Excerpt from a dataset:
[START]

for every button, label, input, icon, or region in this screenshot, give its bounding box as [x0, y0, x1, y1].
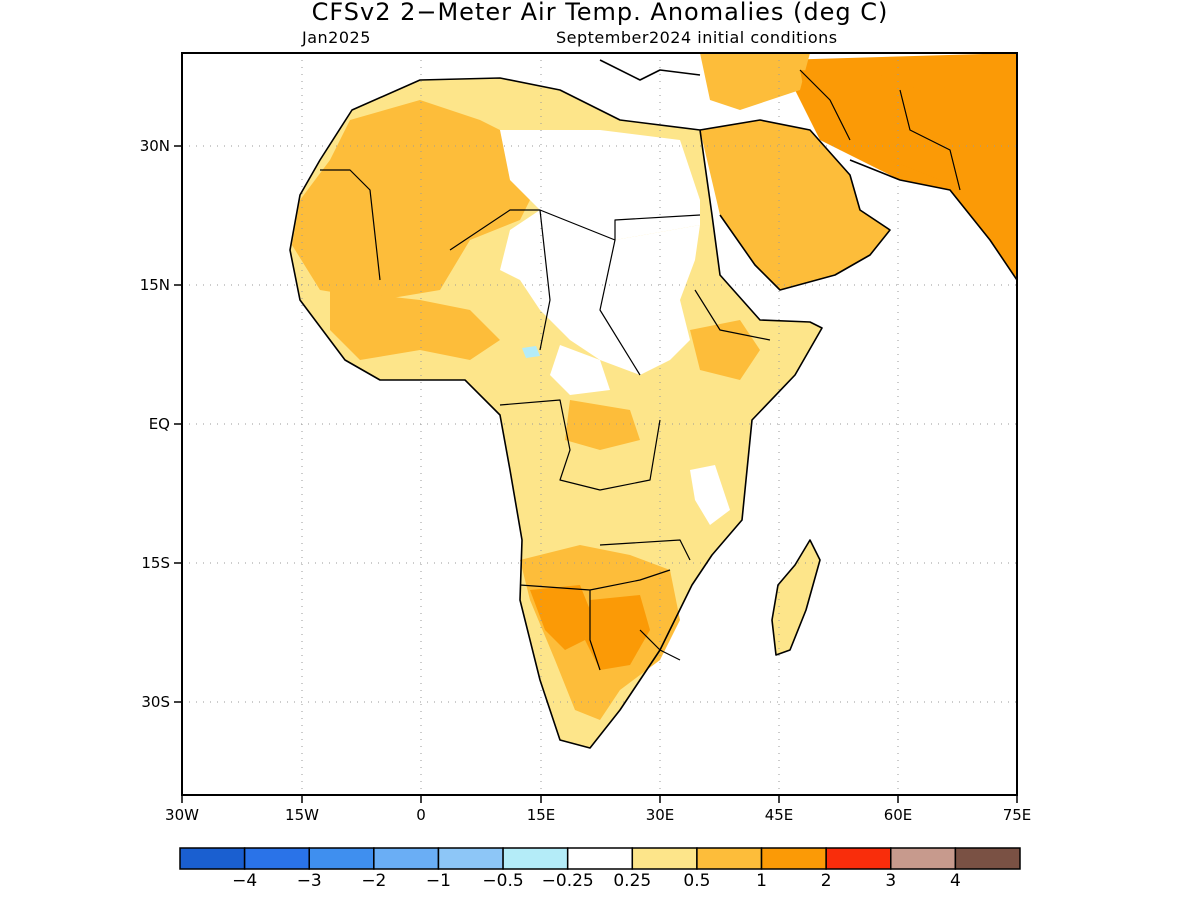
colorbar-label: 1: [756, 871, 767, 891]
colorbar-swatch: [437, 847, 504, 870]
colorbar-swatch: [243, 847, 310, 870]
valid-month: Jan2025: [302, 28, 371, 47]
colorbar-swatch: [890, 847, 957, 870]
colorbar-label: −0.25: [541, 871, 594, 891]
colorbar-swatch: [502, 847, 569, 870]
colorbar-label: 4: [949, 871, 961, 891]
colorbar-label: 2: [820, 871, 832, 891]
lat-label-15s: 15S: [141, 554, 170, 572]
map-title: CFSv2 2−Meter Air Temp. Anomalies (deg C…: [311, 0, 889, 26]
west-africa-warm: [330, 290, 500, 360]
botswana-strong: [585, 595, 650, 670]
colorbar-swatch: [760, 847, 827, 870]
lat-label-15n: 15N: [140, 276, 170, 294]
iran-strong: [800, 70, 1017, 200]
colorbar-swatch: [308, 847, 375, 870]
colorbar-swatch: [566, 847, 634, 870]
colorbar-label: 3: [885, 871, 897, 891]
initial-conditions: September2024 initial conditions: [556, 28, 838, 47]
lon-label-15w: 15W: [285, 806, 319, 824]
sahara-warm-blob: [292, 100, 540, 300]
lon-label-60e: 60E: [884, 806, 913, 824]
graticule: [182, 53, 1017, 795]
coastlines: [289, 59, 1017, 749]
anomaly-shading: [290, 53, 1017, 748]
cold-lake: [522, 346, 540, 358]
colorbar-swatch: [825, 847, 892, 870]
lon-label-30e: 30E: [646, 806, 675, 824]
lat-label-30n: 30N: [140, 137, 170, 155]
lon-label-0: 0: [416, 806, 426, 824]
namibia-strong: [530, 585, 590, 650]
central-warm: [565, 400, 640, 450]
colorbar: [179, 847, 1021, 870]
lat-labels: 30N 15N EQ 15S 30S: [140, 137, 170, 711]
central-africa-neutral: [550, 345, 610, 395]
libya-egypt-neutral: [500, 130, 700, 240]
madagascar-shading: [772, 540, 820, 655]
colorbar-label: −2: [361, 871, 387, 891]
colorbar-label: −3: [296, 871, 322, 891]
arabia-land-shading: [700, 120, 890, 290]
lon-label-45e: 45E: [765, 806, 794, 824]
lat-label-30s: 30S: [141, 693, 170, 711]
colorbar-label: −0.5: [482, 871, 524, 891]
colorbar-label: 0.25: [613, 871, 652, 891]
sudan-chad-neutral: [500, 210, 700, 375]
colorbar-label: −4: [232, 871, 258, 891]
colorbar-swatch: [954, 847, 1021, 870]
lon-label-15e: 15E: [527, 806, 556, 824]
colorbar-label: 0.5: [683, 871, 711, 891]
colorbar-swatch: [373, 847, 440, 870]
colorbar-swatch: [696, 847, 763, 870]
colorbar-swatch: [179, 847, 246, 870]
colorbar-label: −1: [425, 871, 451, 891]
lat-label-eq: EQ: [149, 415, 170, 433]
east-coast-neutral: [690, 465, 730, 525]
east-asia-extra: [700, 53, 810, 110]
colorbar-swatch: [631, 847, 698, 870]
lon-label-75e: 75E: [1003, 806, 1032, 824]
tick-marks: [174, 145, 1018, 803]
lon-label-30w: 30W: [165, 806, 199, 824]
lon-labels: 30W 15W 0 15E 30E 45E 60E 75E: [165, 806, 1031, 824]
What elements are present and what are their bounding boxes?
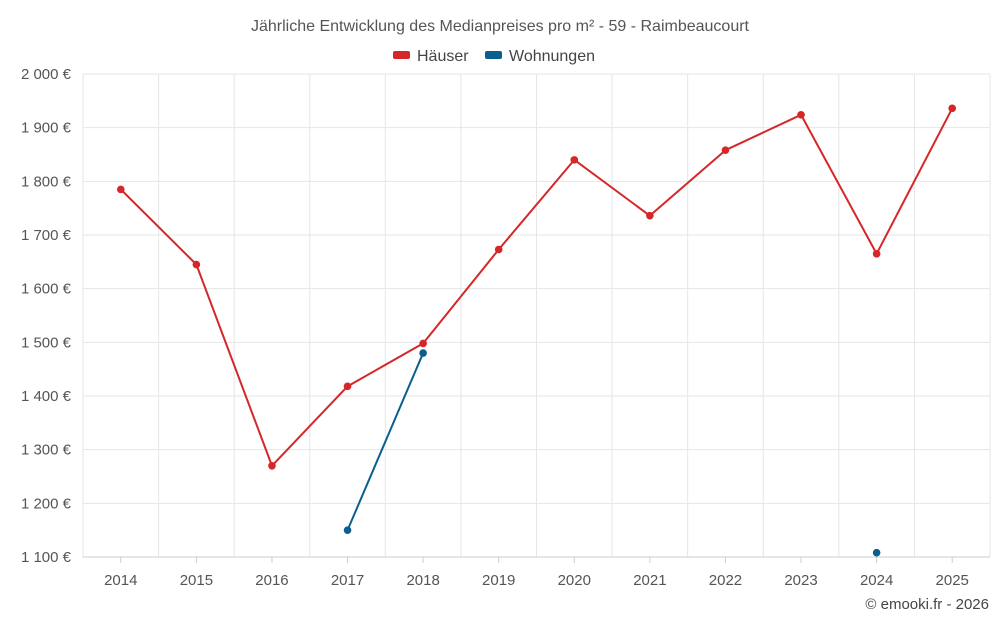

[END]

■ WHAT TO WORK ON: Rewrite every line of the entries above as a numbered list, leaving out any blank lines. Omit the pictures from your answer.

■ SOLUTION TO THIS TASK:
1. for every button, label, input, icon, or region in this screenshot, give its bounding box as [x0, y0, x1, y1].
2. colorbar-label: 1: [756, 871, 767, 891]
3. colorbar-swatch: [437, 847, 504, 870]
4. colorbar-swatch: [243, 847, 310, 870]
5. valid-month: Jan2025: [302, 28, 371, 47]
6. colorbar-swatch: [890, 847, 957, 870]
7. colorbar-label: −0.25: [541, 871, 594, 891]
8. colorbar-swatch: [502, 847, 569, 870]
9. colorbar-label: 4: [949, 871, 961, 891]
10. colorbar-label: 2: [820, 871, 832, 891]
11. lat-label-15s: 15S: [141, 554, 170, 572]
12. map-title: CFSv2 2−Meter Air Temp. Anomalies (deg C…: [311, 0, 889, 26]
13. west-africa-warm: [330, 290, 500, 360]
14. botswana-strong: [585, 595, 650, 670]
15. colorbar-swatch: [760, 847, 827, 870]
16. lat-label-15n: 15N: [140, 276, 170, 294]
17. iran-strong: [800, 70, 1017, 200]
18. colorbar-swatch: [308, 847, 375, 870]
19. colorbar-swatch: [566, 847, 634, 870]
20. colorbar-label: 3: [885, 871, 897, 891]
21. initial-conditions: September2024 initial conditions: [556, 28, 838, 47]
22. lon-label-15w: 15W: [285, 806, 319, 824]
23. sahara-warm-blob: [292, 100, 540, 300]
24. lon-label-60e: 60E: [884, 806, 913, 824]
25. graticule: [182, 53, 1017, 795]
26. coastlines: [289, 59, 1017, 749]
27. anomaly-shading: [290, 53, 1017, 748]
28. cold-lake: [522, 346, 540, 358]
29. colorbar-swatch: [825, 847, 892, 870]
30. lon-label-30e: 30E: [646, 806, 675, 824]
31. lat-label-30n: 30N: [140, 137, 170, 155]
32. lon-label-0: 0: [416, 806, 426, 824]
33. namibia-strong: [530, 585, 590, 650]
34. central-warm: [565, 400, 640, 450]
35. colorbar: [179, 847, 1021, 870]
36. lat-labels: 30N 15N EQ 15S 30S: [140, 137, 170, 711]
37. central-africa-neutral: [550, 345, 610, 395]
38. libya-egypt-neutral: [500, 130, 700, 240]
39. madagascar-shading: [772, 540, 820, 655]
40. colorbar-label: −2: [361, 871, 387, 891]
41. colorbar-label: −3: [296, 871, 322, 891]
42. arabia-land-shading: [700, 120, 890, 290]
43. lon-label-45e: 45E: [765, 806, 794, 824]
44. lat-label-30s: 30S: [141, 693, 170, 711]
45. colorbar-label: −0.5: [482, 871, 524, 891]
46. colorbar-label: 0.25: [613, 871, 652, 891]
47. sudan-chad-neutral: [500, 210, 700, 375]
48. colorbar-label: −4: [232, 871, 258, 891]
49. colorbar-swatch: [954, 847, 1021, 870]
50. lon-label-15e: 15E: [527, 806, 556, 824]
51. colorbar-label: 0.5: [683, 871, 711, 891]
52. colorbar-swatch: [373, 847, 440, 870]
53. colorbar-swatch: [696, 847, 763, 870]
54. colorbar-swatch: [179, 847, 246, 870]
55. colorbar-label: −1: [425, 871, 451, 891]
56. lat-label-eq: EQ: [149, 415, 170, 433]
57. east-coast-neutral: [690, 465, 730, 525]
58. east-asia-extra: [700, 53, 810, 110]
59. colorbar-swatch: [631, 847, 698, 870]
60. lon-label-75e: 75E: [1003, 806, 1032, 824]
61. tick-marks: [174, 145, 1018, 803]
62. lon-label-30w: 30W: [165, 806, 199, 824]
63. lon-labels: 30W 15W 0 15E 30E 45E 60E 75E: [165, 806, 1031, 824]
64. What elements are present and what are their bounding boxes?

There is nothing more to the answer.